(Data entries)

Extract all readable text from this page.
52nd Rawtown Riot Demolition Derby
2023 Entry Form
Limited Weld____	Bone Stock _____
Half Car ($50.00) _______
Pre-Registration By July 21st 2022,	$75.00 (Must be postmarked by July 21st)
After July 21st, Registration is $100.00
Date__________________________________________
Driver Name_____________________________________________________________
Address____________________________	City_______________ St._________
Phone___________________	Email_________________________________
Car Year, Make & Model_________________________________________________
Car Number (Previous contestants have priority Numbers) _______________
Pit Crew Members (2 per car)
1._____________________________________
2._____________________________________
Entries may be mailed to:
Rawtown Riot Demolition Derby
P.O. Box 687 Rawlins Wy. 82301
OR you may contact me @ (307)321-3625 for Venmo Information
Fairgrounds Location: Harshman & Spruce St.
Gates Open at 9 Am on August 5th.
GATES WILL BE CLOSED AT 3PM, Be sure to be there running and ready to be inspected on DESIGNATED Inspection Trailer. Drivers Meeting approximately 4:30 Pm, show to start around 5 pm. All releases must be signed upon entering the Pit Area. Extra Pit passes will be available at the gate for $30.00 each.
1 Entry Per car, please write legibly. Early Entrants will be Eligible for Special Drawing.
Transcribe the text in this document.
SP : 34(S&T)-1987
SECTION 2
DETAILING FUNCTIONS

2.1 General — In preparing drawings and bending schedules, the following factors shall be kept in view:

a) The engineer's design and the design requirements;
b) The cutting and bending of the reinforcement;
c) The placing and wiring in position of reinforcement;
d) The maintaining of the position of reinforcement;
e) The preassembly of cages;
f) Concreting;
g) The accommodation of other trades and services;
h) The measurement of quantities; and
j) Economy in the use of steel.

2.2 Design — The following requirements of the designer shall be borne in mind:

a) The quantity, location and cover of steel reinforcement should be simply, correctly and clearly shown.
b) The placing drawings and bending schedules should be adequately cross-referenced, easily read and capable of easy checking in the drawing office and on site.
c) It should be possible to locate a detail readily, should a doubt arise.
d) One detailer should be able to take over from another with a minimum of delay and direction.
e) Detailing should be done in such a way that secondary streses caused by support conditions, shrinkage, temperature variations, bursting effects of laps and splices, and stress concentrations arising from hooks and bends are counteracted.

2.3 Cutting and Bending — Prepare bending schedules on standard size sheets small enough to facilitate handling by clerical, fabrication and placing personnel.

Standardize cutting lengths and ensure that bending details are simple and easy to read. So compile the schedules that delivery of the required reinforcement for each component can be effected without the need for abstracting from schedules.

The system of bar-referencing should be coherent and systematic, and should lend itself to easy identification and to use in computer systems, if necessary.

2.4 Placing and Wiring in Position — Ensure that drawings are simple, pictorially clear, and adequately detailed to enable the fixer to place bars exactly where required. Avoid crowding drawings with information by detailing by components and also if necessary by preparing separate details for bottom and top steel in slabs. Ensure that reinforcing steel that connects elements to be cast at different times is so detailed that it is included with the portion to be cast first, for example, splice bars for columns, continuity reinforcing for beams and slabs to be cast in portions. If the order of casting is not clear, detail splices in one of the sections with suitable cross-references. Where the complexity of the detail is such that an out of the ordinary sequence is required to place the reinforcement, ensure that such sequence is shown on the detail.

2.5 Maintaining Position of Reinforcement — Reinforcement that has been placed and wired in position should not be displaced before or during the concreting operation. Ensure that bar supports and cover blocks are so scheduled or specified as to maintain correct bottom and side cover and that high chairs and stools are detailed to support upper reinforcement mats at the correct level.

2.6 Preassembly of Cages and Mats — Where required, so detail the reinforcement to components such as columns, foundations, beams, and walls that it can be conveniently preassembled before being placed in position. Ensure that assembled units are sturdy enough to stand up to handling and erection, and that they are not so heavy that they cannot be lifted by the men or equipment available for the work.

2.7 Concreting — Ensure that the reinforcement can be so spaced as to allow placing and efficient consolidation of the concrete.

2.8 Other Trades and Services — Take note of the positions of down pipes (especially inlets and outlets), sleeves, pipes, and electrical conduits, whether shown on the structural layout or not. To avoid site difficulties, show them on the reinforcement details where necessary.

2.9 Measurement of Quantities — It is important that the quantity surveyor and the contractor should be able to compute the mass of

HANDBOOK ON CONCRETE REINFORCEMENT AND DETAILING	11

• [WHAT YOU WILL DO]:
Return the whole listing exactly, with every line included.

• [SOLUTION TO THIS EXERCISE]:
Extract all readable text from this page.
52nd Rawtown Riot Demolition Derby
2023 Entry Form
Limited Weld____	Bone Stock _____
Half Car ($50.00) _______
Pre-Registration By July 21st 2022,	$75.00 (Must be postmarked by July 21st)
After July 21st, Registration is $100.00
Date__________________________________________
Driver Name_____________________________________________________________
Address____________________________	City_______________ St._________
Phone___________________	Email_________________________________
Car Year, Make & Model_________________________________________________
Car Number (Previous contestants have priority Numbers) _______________
Pit Crew Members (2 per car)
1._____________________________________
2._____________________________________
Entries may be mailed to:
Rawtown Riot Demolition Derby
P.O. Box 687 Rawlins Wy. 82301
OR you may contact me @ (307)321-3625 for Venmo Information
Fairgrounds Location: Harshman & Spruce St.
Gates Open at 9 Am on August 5th.
GATES WILL BE CLOSED AT 3PM, Be sure to be there running and ready to be inspected on DESIGNATED Inspection Trailer. Drivers Meeting approximately 4:30 Pm, show to start around 5 pm. All releases must be signed upon entering the Pit Area. Extra Pit passes will be available at the gate for $30.00 each.
1 Entry Per car, please write legibly. Early Entrants will be Eligible for Special Drawing.
Transcribe the text in this document.
SP : 34(S&T)-1987
SECTION 2
DETAILING FUNCTIONS

2.1 General — In preparing drawings and bending schedules, the following factors shall be kept in view:

a) The engineer's design and the design requirements;
b) The cutting and bending of the reinforcement;
c) The placing and wiring in position of reinforcement;
d) The maintaining of the position of reinforcement;
e) The preassembly of cages;
f) Concreting;
g) The accommodation of other trades and services;
h) The measurement of quantities; and
j) Economy in the use of steel.

2.2 Design — The following requirements of the designer shall be borne in mind:

a) The quantity, location and cover of steel reinforcement should be simply, correctly and clearly shown.
b) The placing drawings and bending schedules should be adequately cross-referenced, easily read and capable of easy checking in the drawing office and on site.
c) It should be possible to locate a detail readily, should a doubt arise.
d) One detailer should be able to take over from another with a minimum of delay and direction.
e) Detailing should be done in such a way that secondary streses caused by support conditions, shrinkage, temperature variations, bursting effects of laps and splices, and stress concentrations arising from hooks and bends are counteracted.

2.3 Cutting and Bending — Prepare bending schedules on standard size sheets small enough to facilitate handling by clerical, fabrication and placing personnel.

Standardize cutting lengths and ensure that bending details are simple and easy to read. So compile the schedules that delivery of the required reinforcement for each component can be effected without the need for abstracting from schedules.

The system of bar-referencing should be coherent and systematic, and should lend itself to easy identification and to use in computer systems, if necessary.

2.4 Placing and Wiring in Position — Ensure that drawings are simple, pictorially clear, and adequately detailed to enable the fixer to place bars exactly where required. Avoid crowding drawings with information by detailing by components and also if necessary by preparing separate details for bottom and top steel in slabs. Ensure that reinforcing steel that connects elements to be cast at different times is so detailed that it is included with the portion to be cast first, for example, splice bars for columns, continuity reinforcing for beams and slabs to be cast in portions. If the order of casting is not clear, detail splices in one of the sections with suitable cross-references. Where the complexity of the detail is such that an out of the ordinary sequence is required to place the reinforcement, ensure that such sequence is shown on the detail.

2.5 Maintaining Position of Reinforcement — Reinforcement that has been placed and wired in position should not be displaced before or during the concreting operation. Ensure that bar supports and cover blocks are so scheduled or specified as to maintain correct bottom and side cover and that high chairs and stools are detailed to support upper reinforcement mats at the correct level.

2.6 Preassembly of Cages and Mats — Where required, so detail the reinforcement to components such as columns, foundations, beams, and walls that it can be conveniently preassembled before being placed in position. Ensure that assembled units are sturdy enough to stand up to handling and erection, and that they are not so heavy that they cannot be lifted by the men or equipment available for the work.

2.7 Concreting — Ensure that the reinforcement can be so spaced as to allow placing and efficient consolidation of the concrete.

2.8 Other Trades and Services — Take note of the positions of down pipes (especially inlets and outlets), sleeves, pipes, and electrical conduits, whether shown on the structural layout or not. To avoid site difficulties, show them on the reinforcement details where necessary.

2.9 Measurement of Quantities — It is important that the quantity surveyor and the contractor should be able to compute the mass of

HANDBOOK ON CONCRETE REINFORCEMENT AND DETAILING	11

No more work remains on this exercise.